◆ Aim of the task ◆
Lines that include the word "this" are the ones to copy.
--- START Data shown ---
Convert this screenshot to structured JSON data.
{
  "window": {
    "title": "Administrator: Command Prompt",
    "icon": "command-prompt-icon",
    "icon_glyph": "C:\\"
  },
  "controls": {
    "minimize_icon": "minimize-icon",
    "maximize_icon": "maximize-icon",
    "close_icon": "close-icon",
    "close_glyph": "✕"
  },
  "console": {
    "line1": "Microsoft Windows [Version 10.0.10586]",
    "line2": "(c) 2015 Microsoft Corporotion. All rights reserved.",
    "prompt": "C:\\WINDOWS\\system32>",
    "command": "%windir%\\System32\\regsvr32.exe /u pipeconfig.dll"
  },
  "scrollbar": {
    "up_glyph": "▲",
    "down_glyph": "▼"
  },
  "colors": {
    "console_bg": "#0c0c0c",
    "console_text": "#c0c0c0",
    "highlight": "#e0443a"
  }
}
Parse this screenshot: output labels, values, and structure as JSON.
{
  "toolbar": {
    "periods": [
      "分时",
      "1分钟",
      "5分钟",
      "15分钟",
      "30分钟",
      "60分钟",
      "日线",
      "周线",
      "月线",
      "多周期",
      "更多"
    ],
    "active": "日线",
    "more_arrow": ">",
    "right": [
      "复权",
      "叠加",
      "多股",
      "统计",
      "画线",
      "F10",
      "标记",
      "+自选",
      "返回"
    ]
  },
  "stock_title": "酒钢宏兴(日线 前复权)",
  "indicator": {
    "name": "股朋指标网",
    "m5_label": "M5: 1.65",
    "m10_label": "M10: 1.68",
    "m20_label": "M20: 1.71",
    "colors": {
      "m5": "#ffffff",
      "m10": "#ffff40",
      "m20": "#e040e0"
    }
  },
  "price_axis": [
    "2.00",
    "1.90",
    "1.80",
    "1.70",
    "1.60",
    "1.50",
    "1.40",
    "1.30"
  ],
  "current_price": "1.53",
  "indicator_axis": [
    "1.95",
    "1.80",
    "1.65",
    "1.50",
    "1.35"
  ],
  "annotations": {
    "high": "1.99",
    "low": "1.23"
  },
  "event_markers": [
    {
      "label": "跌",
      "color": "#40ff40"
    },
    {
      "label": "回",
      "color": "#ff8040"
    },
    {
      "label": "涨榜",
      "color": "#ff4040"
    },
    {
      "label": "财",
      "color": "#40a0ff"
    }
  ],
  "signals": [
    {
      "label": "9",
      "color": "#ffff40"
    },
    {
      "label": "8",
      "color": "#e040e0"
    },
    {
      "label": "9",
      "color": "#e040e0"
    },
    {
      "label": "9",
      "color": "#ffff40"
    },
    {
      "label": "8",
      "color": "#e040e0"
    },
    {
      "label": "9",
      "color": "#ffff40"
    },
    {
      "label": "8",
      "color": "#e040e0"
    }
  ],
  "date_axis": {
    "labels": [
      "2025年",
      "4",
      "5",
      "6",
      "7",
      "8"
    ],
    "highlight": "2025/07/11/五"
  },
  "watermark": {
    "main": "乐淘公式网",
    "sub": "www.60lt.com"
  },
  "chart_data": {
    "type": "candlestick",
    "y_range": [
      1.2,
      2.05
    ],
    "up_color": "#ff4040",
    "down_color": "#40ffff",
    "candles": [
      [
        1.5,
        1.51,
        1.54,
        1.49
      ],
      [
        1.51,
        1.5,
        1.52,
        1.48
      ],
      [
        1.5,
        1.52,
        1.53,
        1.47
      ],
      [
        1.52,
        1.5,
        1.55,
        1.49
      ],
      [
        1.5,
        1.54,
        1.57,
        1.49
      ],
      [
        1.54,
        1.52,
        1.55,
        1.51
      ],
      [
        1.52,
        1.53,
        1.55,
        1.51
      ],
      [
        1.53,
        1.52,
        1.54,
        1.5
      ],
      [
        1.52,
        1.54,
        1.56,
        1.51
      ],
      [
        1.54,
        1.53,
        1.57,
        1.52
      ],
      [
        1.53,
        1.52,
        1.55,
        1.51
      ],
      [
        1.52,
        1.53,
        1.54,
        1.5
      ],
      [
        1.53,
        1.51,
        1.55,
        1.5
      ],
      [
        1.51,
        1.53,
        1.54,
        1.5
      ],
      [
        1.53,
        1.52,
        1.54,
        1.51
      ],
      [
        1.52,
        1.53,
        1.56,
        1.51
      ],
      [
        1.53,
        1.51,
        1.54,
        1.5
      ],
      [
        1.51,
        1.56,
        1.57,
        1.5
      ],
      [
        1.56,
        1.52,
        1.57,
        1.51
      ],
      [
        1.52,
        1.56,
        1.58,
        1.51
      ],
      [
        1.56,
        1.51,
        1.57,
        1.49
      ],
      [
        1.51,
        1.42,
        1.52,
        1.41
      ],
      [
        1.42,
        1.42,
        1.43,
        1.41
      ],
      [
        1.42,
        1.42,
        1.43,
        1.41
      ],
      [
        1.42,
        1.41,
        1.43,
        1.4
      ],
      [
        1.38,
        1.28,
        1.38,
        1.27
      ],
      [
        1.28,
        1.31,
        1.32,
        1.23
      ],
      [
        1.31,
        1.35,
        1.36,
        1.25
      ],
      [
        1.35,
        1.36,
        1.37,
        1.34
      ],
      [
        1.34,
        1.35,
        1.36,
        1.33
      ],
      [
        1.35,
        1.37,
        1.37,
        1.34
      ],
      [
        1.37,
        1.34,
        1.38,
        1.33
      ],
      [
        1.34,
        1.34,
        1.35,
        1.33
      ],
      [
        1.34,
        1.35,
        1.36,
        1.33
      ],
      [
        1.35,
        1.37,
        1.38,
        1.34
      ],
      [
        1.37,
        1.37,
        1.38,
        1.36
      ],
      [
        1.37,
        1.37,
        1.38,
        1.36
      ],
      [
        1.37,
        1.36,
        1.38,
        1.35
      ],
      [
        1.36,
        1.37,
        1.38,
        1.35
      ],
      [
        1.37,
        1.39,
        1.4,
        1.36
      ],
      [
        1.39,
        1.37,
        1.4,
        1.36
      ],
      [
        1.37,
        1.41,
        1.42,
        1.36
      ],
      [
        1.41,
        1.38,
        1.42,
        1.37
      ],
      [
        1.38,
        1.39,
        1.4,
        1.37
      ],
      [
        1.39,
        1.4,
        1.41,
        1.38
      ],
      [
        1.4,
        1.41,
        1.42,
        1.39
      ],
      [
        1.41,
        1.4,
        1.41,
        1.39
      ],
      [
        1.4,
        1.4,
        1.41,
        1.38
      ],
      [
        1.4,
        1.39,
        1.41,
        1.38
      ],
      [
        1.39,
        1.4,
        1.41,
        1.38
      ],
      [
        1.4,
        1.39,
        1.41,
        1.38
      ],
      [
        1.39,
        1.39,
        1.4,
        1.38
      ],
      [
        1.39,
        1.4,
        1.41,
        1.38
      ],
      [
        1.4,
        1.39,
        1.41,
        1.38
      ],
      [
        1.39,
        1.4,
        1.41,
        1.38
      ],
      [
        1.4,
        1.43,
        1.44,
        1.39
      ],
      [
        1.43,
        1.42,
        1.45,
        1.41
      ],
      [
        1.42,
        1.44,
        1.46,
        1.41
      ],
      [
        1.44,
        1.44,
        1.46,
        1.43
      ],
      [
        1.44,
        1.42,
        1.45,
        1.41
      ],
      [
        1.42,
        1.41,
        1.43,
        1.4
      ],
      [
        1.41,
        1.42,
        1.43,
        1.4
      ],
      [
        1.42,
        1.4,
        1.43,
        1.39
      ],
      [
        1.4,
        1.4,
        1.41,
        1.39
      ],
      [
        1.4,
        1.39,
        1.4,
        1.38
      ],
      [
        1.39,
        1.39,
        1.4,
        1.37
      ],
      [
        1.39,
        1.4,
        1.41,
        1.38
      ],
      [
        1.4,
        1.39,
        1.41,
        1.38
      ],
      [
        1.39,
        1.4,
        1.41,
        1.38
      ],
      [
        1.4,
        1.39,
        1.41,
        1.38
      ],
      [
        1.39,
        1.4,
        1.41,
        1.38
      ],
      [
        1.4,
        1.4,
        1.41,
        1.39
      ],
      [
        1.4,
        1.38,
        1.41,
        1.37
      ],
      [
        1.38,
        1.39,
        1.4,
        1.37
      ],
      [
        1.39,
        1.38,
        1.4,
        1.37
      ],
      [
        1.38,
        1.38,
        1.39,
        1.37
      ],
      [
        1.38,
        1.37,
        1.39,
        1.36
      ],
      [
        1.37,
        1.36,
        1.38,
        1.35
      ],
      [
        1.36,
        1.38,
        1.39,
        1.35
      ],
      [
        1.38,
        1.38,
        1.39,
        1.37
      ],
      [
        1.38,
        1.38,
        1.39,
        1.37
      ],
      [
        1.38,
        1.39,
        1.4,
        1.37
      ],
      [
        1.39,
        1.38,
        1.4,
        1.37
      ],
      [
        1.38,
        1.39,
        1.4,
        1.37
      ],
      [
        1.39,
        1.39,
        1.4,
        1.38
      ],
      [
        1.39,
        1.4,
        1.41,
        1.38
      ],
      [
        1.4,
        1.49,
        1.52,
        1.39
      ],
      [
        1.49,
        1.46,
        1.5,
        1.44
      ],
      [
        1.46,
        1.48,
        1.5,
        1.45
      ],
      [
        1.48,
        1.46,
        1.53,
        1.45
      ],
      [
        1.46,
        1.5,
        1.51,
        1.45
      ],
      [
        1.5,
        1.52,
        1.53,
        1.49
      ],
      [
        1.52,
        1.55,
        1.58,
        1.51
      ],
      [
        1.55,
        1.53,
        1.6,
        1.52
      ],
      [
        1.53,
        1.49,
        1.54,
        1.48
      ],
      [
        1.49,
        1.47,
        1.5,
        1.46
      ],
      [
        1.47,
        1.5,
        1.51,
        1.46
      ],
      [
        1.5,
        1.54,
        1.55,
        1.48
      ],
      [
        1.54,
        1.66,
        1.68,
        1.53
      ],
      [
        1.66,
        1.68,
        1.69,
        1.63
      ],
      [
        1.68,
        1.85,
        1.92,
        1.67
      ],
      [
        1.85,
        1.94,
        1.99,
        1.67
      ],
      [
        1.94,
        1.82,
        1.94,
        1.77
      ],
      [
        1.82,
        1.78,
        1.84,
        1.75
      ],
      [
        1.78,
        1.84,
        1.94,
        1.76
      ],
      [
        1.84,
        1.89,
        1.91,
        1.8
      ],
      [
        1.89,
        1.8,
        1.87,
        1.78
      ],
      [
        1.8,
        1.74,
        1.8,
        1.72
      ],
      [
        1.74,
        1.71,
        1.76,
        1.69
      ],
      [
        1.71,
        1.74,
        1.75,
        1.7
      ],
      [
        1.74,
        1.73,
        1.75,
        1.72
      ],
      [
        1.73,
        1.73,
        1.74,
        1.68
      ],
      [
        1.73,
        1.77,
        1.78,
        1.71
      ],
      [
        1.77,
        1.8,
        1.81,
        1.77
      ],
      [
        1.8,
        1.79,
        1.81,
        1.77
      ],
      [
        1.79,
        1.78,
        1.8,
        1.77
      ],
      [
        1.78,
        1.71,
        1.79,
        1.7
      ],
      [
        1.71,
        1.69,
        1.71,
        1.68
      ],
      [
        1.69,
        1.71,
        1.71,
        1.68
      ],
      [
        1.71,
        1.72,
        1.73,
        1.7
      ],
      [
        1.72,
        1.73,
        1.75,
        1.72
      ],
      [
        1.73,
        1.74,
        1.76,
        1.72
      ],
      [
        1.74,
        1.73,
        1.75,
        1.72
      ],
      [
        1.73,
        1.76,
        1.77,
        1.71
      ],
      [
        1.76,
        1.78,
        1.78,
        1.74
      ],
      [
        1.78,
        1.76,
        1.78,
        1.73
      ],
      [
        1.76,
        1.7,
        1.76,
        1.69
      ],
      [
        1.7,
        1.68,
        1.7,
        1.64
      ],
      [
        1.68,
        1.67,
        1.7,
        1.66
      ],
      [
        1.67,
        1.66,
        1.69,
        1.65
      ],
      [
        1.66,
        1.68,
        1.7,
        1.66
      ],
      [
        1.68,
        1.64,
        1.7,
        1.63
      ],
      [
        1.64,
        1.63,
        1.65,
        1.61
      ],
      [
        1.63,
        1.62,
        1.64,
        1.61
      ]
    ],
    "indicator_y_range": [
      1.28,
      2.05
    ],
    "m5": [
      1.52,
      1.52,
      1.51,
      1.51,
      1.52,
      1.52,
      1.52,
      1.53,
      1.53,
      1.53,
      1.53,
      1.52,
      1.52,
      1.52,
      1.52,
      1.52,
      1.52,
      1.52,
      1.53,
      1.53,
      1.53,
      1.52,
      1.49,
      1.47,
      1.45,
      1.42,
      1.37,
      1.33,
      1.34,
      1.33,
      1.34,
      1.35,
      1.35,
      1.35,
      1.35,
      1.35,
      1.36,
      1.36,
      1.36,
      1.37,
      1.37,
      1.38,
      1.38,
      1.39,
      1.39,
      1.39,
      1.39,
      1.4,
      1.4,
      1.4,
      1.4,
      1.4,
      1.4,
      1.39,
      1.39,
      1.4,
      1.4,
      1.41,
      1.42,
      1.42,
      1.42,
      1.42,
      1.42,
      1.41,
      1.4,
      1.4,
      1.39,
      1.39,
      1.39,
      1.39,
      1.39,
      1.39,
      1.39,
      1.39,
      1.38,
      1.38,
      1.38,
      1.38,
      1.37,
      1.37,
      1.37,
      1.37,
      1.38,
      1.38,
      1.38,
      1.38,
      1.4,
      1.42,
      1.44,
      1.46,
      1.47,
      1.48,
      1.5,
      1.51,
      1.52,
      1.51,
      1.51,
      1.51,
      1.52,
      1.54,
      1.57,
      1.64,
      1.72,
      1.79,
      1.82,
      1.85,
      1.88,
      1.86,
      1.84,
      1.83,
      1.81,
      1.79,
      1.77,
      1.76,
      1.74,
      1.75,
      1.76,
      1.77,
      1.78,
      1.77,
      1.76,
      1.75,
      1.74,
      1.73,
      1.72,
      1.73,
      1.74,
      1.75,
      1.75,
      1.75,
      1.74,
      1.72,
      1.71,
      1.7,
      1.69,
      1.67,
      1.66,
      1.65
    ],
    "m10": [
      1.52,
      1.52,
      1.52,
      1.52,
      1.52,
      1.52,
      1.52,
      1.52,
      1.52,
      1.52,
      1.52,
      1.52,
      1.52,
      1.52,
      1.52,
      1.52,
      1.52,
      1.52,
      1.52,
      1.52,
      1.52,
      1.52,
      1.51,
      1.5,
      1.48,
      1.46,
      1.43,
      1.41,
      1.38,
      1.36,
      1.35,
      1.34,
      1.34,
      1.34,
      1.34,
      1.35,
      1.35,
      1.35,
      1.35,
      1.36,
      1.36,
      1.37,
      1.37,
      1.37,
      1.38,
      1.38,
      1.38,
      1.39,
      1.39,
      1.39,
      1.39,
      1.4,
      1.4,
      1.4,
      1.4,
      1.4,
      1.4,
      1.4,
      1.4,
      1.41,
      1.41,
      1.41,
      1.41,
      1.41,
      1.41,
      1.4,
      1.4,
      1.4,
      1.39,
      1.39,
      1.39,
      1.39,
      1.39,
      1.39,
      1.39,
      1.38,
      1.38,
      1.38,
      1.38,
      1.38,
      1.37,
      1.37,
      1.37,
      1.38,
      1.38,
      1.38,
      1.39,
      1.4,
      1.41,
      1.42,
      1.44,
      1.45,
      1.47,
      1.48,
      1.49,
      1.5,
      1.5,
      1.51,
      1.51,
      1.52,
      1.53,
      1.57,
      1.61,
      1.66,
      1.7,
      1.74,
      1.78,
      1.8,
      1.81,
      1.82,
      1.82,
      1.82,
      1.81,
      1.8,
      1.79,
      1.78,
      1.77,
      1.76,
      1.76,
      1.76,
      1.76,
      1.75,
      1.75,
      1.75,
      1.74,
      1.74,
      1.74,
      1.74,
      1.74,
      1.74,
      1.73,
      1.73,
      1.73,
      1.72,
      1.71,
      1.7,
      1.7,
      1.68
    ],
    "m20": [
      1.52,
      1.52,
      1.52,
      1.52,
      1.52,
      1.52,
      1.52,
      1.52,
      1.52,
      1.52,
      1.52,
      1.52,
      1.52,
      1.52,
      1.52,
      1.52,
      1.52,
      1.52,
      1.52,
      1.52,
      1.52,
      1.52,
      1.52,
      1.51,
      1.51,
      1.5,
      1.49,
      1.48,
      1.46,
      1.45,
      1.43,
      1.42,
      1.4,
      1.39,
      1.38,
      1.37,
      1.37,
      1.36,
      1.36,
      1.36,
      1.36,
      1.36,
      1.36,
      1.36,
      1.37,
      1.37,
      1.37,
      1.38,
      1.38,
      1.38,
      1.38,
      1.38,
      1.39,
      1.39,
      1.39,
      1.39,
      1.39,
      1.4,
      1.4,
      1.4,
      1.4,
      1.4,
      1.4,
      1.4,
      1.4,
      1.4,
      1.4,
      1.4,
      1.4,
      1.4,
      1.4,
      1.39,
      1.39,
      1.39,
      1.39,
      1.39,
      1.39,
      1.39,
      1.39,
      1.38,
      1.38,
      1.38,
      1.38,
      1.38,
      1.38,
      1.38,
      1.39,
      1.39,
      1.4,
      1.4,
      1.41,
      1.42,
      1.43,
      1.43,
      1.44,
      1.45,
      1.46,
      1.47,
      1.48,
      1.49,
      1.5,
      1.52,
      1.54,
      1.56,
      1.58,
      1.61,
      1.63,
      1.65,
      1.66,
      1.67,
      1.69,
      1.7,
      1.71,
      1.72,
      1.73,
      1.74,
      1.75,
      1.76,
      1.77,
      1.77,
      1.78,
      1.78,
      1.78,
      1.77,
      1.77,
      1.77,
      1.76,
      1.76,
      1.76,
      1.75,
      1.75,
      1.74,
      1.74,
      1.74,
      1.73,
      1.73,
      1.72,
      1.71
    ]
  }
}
--- END Data shown ---
◆ Task result ◆
Convert this screenshot to structured JSON data.
Parse this screenshot: output labels, values, and structure as JSON.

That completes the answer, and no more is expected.